⟨

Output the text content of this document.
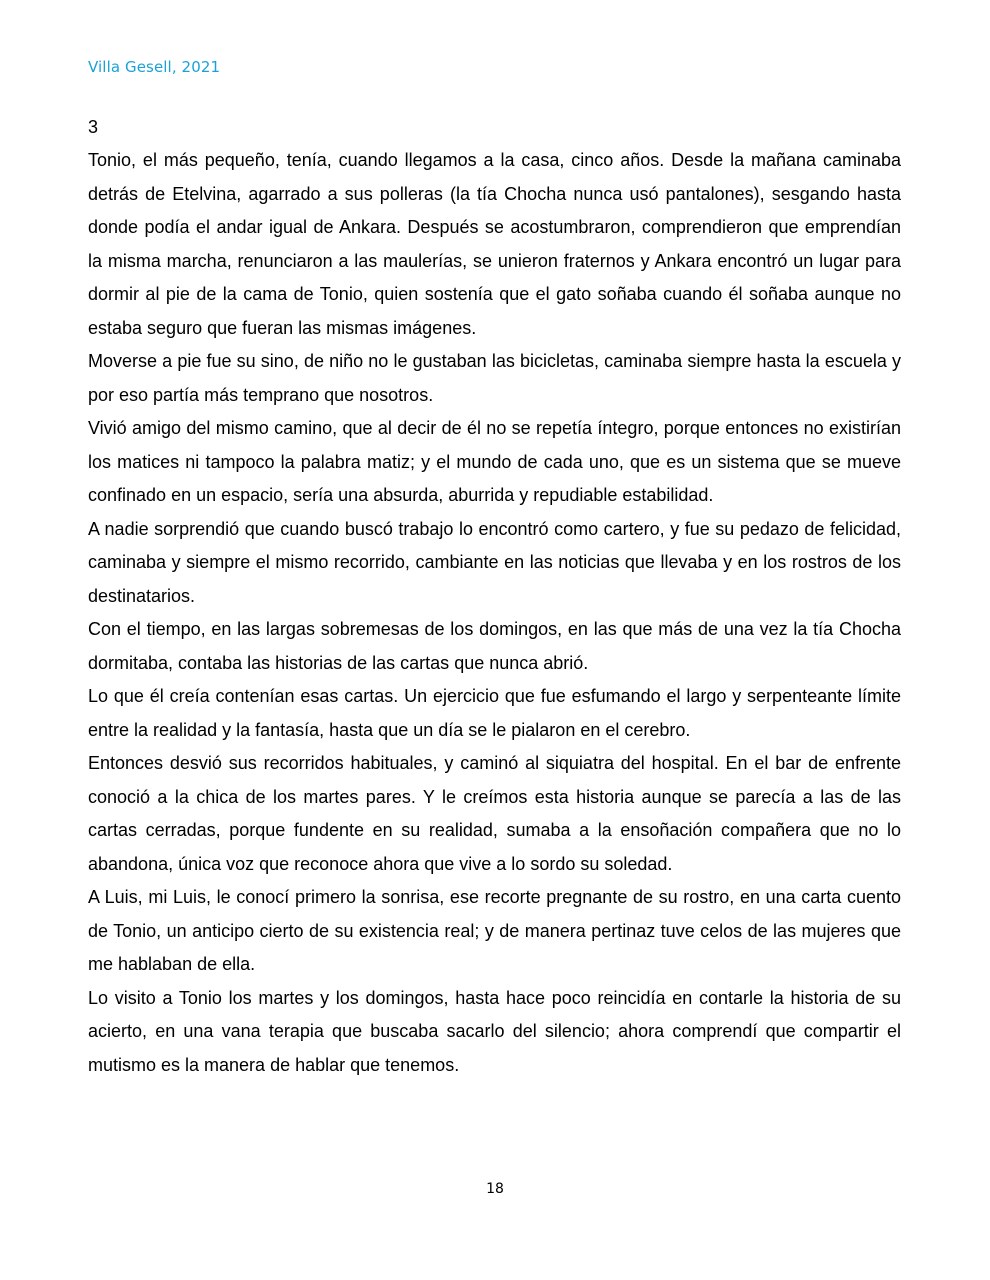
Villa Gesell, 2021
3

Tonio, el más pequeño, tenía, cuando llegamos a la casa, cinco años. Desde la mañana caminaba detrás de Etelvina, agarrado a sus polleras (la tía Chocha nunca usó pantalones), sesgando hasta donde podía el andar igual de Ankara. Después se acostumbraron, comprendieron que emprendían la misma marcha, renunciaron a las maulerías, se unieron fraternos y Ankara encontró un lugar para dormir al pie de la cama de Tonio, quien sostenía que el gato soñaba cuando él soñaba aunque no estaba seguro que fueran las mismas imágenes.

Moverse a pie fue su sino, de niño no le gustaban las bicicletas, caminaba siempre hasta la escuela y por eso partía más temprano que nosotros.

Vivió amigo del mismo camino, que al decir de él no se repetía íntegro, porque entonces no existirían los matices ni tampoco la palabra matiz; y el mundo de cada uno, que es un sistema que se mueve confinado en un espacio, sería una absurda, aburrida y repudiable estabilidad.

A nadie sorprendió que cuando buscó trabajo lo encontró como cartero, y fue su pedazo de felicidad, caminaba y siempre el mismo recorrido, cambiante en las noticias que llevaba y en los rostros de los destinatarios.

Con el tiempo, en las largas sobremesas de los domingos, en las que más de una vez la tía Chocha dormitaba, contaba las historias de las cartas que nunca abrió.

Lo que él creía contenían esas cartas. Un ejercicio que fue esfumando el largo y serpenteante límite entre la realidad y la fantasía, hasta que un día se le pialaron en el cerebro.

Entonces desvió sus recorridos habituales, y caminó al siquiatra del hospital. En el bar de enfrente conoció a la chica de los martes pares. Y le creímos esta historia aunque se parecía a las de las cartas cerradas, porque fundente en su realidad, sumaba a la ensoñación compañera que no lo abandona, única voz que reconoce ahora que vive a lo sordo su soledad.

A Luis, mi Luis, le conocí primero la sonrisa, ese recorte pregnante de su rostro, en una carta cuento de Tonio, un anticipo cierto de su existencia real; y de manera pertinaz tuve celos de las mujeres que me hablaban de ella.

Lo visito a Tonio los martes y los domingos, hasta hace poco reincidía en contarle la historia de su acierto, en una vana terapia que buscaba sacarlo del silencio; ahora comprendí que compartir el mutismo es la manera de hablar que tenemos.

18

⟩
⟨

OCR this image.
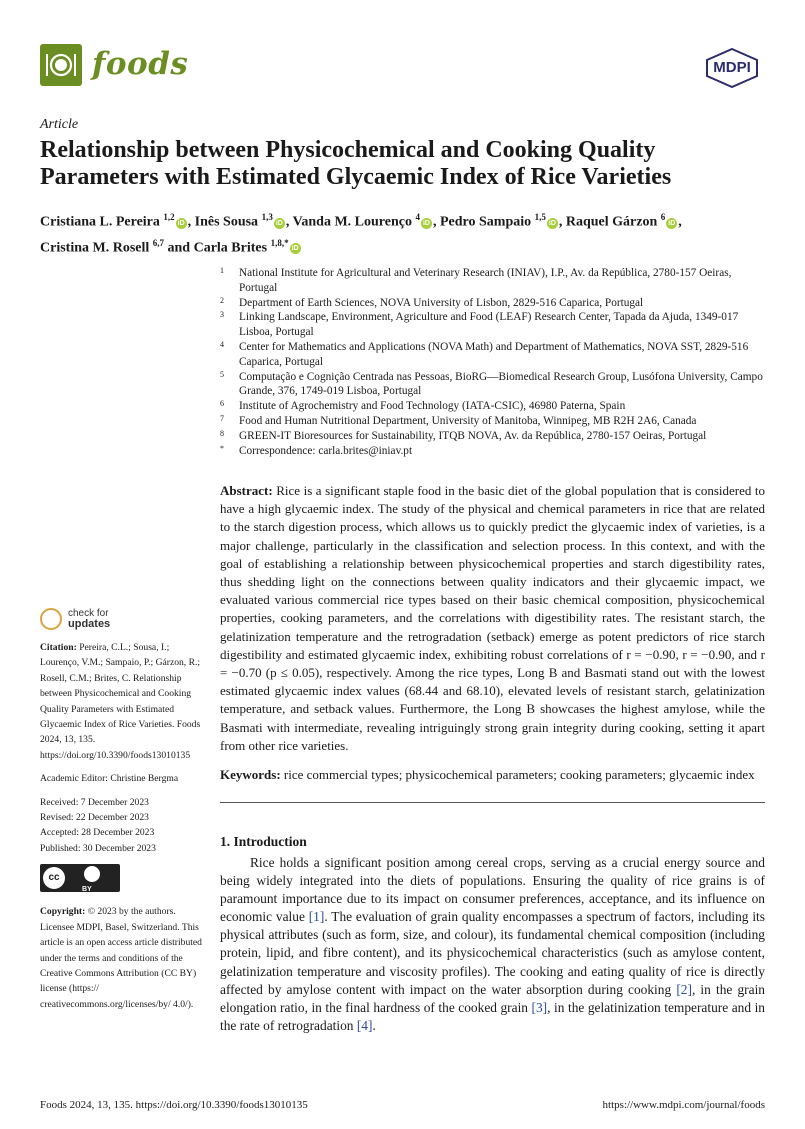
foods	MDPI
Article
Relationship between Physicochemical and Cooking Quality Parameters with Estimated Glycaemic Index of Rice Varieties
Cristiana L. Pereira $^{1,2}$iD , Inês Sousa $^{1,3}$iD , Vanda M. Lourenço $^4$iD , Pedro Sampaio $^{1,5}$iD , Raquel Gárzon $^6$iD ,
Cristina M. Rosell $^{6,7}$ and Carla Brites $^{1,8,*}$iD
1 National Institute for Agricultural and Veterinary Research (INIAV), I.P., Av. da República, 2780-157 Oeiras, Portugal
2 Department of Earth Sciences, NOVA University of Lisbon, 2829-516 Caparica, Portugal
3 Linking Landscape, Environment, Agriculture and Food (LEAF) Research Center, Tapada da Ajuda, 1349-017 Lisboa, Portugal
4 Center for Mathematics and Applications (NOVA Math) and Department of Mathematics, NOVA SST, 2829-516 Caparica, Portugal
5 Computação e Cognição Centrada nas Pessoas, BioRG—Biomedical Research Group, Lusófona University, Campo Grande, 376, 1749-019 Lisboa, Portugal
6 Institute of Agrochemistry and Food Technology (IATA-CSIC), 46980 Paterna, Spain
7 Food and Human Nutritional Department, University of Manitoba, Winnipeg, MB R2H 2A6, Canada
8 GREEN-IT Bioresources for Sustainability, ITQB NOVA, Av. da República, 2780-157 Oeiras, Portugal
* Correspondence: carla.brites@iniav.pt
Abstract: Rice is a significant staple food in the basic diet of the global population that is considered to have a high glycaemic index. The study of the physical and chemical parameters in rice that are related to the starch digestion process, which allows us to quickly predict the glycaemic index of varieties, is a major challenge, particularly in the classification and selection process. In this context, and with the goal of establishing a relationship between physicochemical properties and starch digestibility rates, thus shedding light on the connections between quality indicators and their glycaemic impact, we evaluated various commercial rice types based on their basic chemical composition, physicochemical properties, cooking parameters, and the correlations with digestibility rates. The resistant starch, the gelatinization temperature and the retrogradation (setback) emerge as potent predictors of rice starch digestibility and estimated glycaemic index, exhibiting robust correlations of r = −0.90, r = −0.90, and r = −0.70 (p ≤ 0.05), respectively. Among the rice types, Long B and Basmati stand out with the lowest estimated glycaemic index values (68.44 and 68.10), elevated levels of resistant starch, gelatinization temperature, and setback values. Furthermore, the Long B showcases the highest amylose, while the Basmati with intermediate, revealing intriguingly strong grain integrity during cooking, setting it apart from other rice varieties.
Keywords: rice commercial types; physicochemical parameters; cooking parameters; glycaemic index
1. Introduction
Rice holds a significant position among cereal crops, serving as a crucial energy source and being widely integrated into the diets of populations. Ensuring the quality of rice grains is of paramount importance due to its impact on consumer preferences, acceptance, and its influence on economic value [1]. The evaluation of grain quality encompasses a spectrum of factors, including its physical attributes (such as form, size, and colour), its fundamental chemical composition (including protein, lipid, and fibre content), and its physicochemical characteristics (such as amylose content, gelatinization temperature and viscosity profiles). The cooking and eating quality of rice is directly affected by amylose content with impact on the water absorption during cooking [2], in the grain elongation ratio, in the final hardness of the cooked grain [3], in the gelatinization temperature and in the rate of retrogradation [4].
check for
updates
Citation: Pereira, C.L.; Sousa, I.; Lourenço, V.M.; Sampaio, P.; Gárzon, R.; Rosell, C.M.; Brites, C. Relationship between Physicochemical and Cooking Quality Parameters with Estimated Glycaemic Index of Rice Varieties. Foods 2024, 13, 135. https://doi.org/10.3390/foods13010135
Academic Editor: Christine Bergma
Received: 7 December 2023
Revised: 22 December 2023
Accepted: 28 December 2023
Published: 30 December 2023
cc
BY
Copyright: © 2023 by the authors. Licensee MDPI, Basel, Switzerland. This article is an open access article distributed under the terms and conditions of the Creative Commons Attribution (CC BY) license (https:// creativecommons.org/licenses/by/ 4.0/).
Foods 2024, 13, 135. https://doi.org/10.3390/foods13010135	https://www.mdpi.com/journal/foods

⟩

If a line in the entries contains "Oeiras", copy it.

OUTPUT FOR THIS EXERCISE:
1 National Institute for Agricultural and Veterinary Research (INIAV), I.P., Av. da República, 2780-157 Oeiras, Portugal
8 GREEN-IT Bioresources for Sustainability, ITQB NOVA, Av. da República, 2780-157 Oeiras, Portugal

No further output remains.